DATA RECORDS:
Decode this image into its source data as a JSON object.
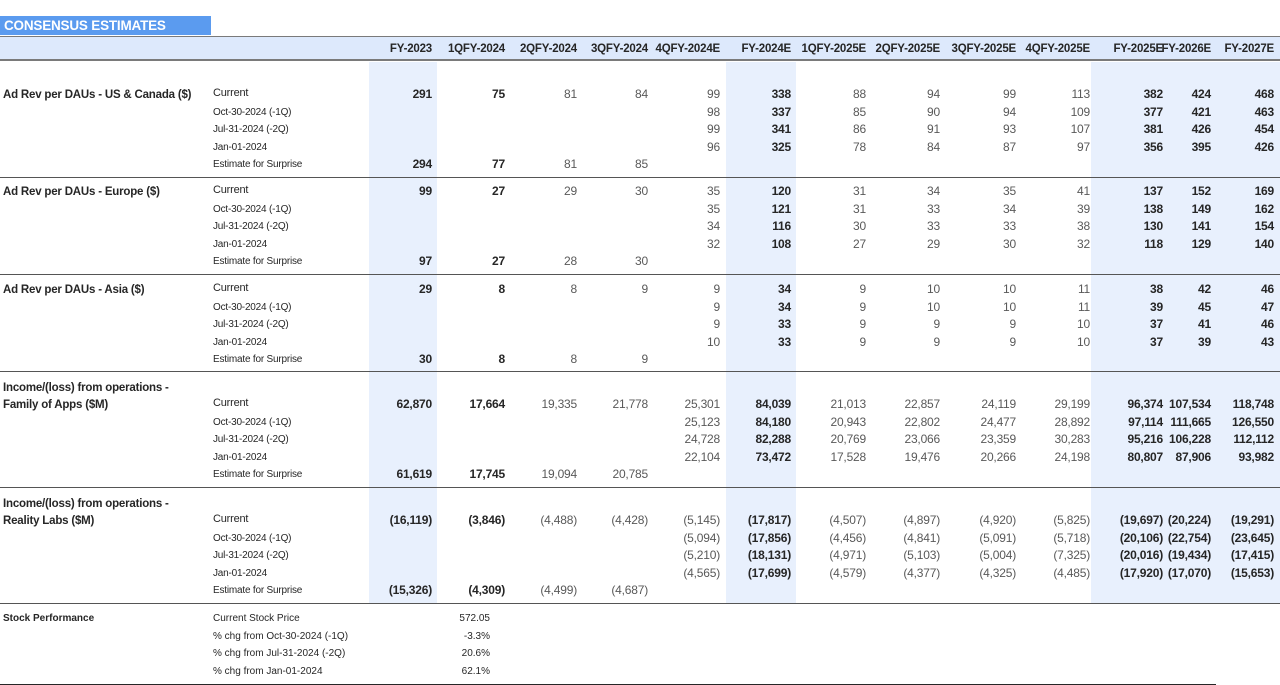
{
  "title": "CONSENSUS ESTIMATES",
  "columns": [
    "FY-2023",
    "1QFY-2024",
    "2QFY-2024",
    "3QFY-2024",
    "4QFY-2024E",
    "FY-2024E",
    "1QFY-2025E",
    "2QFY-2025E",
    "3QFY-2025E",
    "4QFY-2025E",
    "FY-2025E",
    "FY-2026E",
    "FY-2027E"
  ],
  "bold_columns": [
    0,
    1,
    5,
    10,
    11,
    12
  ],
  "row_labels": [
    "Current",
    "Oct-30-2024 (-1Q)",
    "Jul-31-2024 (-2Q)",
    "Jan-01-2024",
    "Estimate for Surprise"
  ],
  "sections": [
    {
      "title_lines": [
        "Ad Rev per DAUs - US & Canada ($)"
      ],
      "rows": [
        [
          "291",
          "75",
          "81",
          "84",
          "99",
          "338",
          "88",
          "94",
          "99",
          "113",
          "382",
          "424",
          "468"
        ],
        [
          "",
          "",
          "",
          "",
          "98",
          "337",
          "85",
          "90",
          "94",
          "109",
          "377",
          "421",
          "463"
        ],
        [
          "",
          "",
          "",
          "",
          "99",
          "341",
          "86",
          "91",
          "93",
          "107",
          "381",
          "426",
          "454"
        ],
        [
          "",
          "",
          "",
          "",
          "96",
          "325",
          "78",
          "84",
          "87",
          "97",
          "356",
          "395",
          "426"
        ],
        [
          "294",
          "77",
          "81",
          "85",
          "",
          "",
          "",
          "",
          "",
          "",
          "",
          "",
          ""
        ]
      ]
    },
    {
      "title_lines": [
        "Ad Rev per DAUs - Europe ($)"
      ],
      "rows": [
        [
          "99",
          "27",
          "29",
          "30",
          "35",
          "120",
          "31",
          "34",
          "35",
          "41",
          "137",
          "152",
          "169"
        ],
        [
          "",
          "",
          "",
          "",
          "35",
          "121",
          "31",
          "33",
          "34",
          "39",
          "138",
          "149",
          "162"
        ],
        [
          "",
          "",
          "",
          "",
          "34",
          "116",
          "30",
          "33",
          "33",
          "38",
          "130",
          "141",
          "154"
        ],
        [
          "",
          "",
          "",
          "",
          "32",
          "108",
          "27",
          "29",
          "30",
          "32",
          "118",
          "129",
          "140"
        ],
        [
          "97",
          "27",
          "28",
          "30",
          "",
          "",
          "",
          "",
          "",
          "",
          "",
          "",
          ""
        ]
      ]
    },
    {
      "title_lines": [
        "Ad Rev per DAUs - Asia ($)"
      ],
      "rows": [
        [
          "29",
          "8",
          "8",
          "9",
          "9",
          "34",
          "9",
          "10",
          "10",
          "11",
          "38",
          "42",
          "46"
        ],
        [
          "",
          "",
          "",
          "",
          "9",
          "34",
          "9",
          "10",
          "10",
          "11",
          "39",
          "45",
          "47"
        ],
        [
          "",
          "",
          "",
          "",
          "9",
          "33",
          "9",
          "9",
          "9",
          "10",
          "37",
          "41",
          "46"
        ],
        [
          "",
          "",
          "",
          "",
          "10",
          "33",
          "9",
          "9",
          "9",
          "10",
          "37",
          "39",
          "43"
        ],
        [
          "30",
          "8",
          "8",
          "9",
          "",
          "",
          "",
          "",
          "",
          "",
          "",
          "",
          ""
        ]
      ]
    },
    {
      "title_lines": [
        "Income/(loss) from operations -",
        "Family of Apps ($M)"
      ],
      "rows": [
        [
          "62,870",
          "17,664",
          "19,335",
          "21,778",
          "25,301",
          "84,039",
          "21,013",
          "22,857",
          "24,119",
          "29,199",
          "96,374",
          "107,534",
          "118,748"
        ],
        [
          "",
          "",
          "",
          "",
          "25,123",
          "84,180",
          "20,943",
          "22,802",
          "24,477",
          "28,892",
          "97,114",
          "111,665",
          "126,550"
        ],
        [
          "",
          "",
          "",
          "",
          "24,728",
          "82,288",
          "20,769",
          "23,066",
          "23,359",
          "30,283",
          "95,216",
          "106,228",
          "112,112"
        ],
        [
          "",
          "",
          "",
          "",
          "22,104",
          "73,472",
          "17,528",
          "19,476",
          "20,266",
          "24,198",
          "80,807",
          "87,906",
          "93,982"
        ],
        [
          "61,619",
          "17,745",
          "19,094",
          "20,785",
          "",
          "",
          "",
          "",
          "",
          "",
          "",
          "",
          ""
        ]
      ]
    },
    {
      "title_lines": [
        "Income/(loss) from operations -",
        "Reality Labs ($M)"
      ],
      "rows": [
        [
          "(16,119)",
          "(3,846)",
          "(4,488)",
          "(4,428)",
          "(5,145)",
          "(17,817)",
          "(4,507)",
          "(4,897)",
          "(4,920)",
          "(5,825)",
          "(19,697)",
          "(20,224)",
          "(19,291)"
        ],
        [
          "",
          "",
          "",
          "",
          "(5,094)",
          "(17,856)",
          "(4,456)",
          "(4,841)",
          "(5,091)",
          "(5,718)",
          "(20,106)",
          "(22,754)",
          "(23,645)"
        ],
        [
          "",
          "",
          "",
          "",
          "(5,210)",
          "(18,131)",
          "(4,971)",
          "(5,103)",
          "(5,004)",
          "(7,325)",
          "(20,016)",
          "(19,434)",
          "(17,415)"
        ],
        [
          "",
          "",
          "",
          "",
          "(4,565)",
          "(17,699)",
          "(4,579)",
          "(4,377)",
          "(4,325)",
          "(4,485)",
          "(17,920)",
          "(17,070)",
          "(15,653)"
        ],
        [
          "(15,326)",
          "(4,309)",
          "(4,499)",
          "(4,687)",
          "",
          "",
          "",
          "",
          "",
          "",
          "",
          "",
          ""
        ]
      ]
    }
  ],
  "stock": {
    "title": "Stock Performance",
    "rows": [
      {
        "label": "Current Stock Price",
        "value": "572.05"
      },
      {
        "label": "% chg from Oct-30-2024 (-1Q)",
        "value": "-3.3%"
      },
      {
        "label": "% chg from Jul-31-2024 (-2Q)",
        "value": "20.6%"
      },
      {
        "label": "% chg from Jan-01-2024",
        "value": "62.1%"
      }
    ]
  },
  "colors": {
    "title_bg": "#5b9bef",
    "header_bg": "#dde9fc",
    "shade_bg": "#e8f0fd",
    "text": "#262626",
    "muted_text": "#595959"
  }
}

WHAT THE EXERCISE ASKS:
Copy out every line of the material above that mentions the word "DAUs".

ANSWER TO THE PROBLEM:
        "Ad Rev per DAUs - US & Canada ($)"
        "Ad Rev per DAUs - Europe ($)"
        "Ad Rev per DAUs - Asia ($)"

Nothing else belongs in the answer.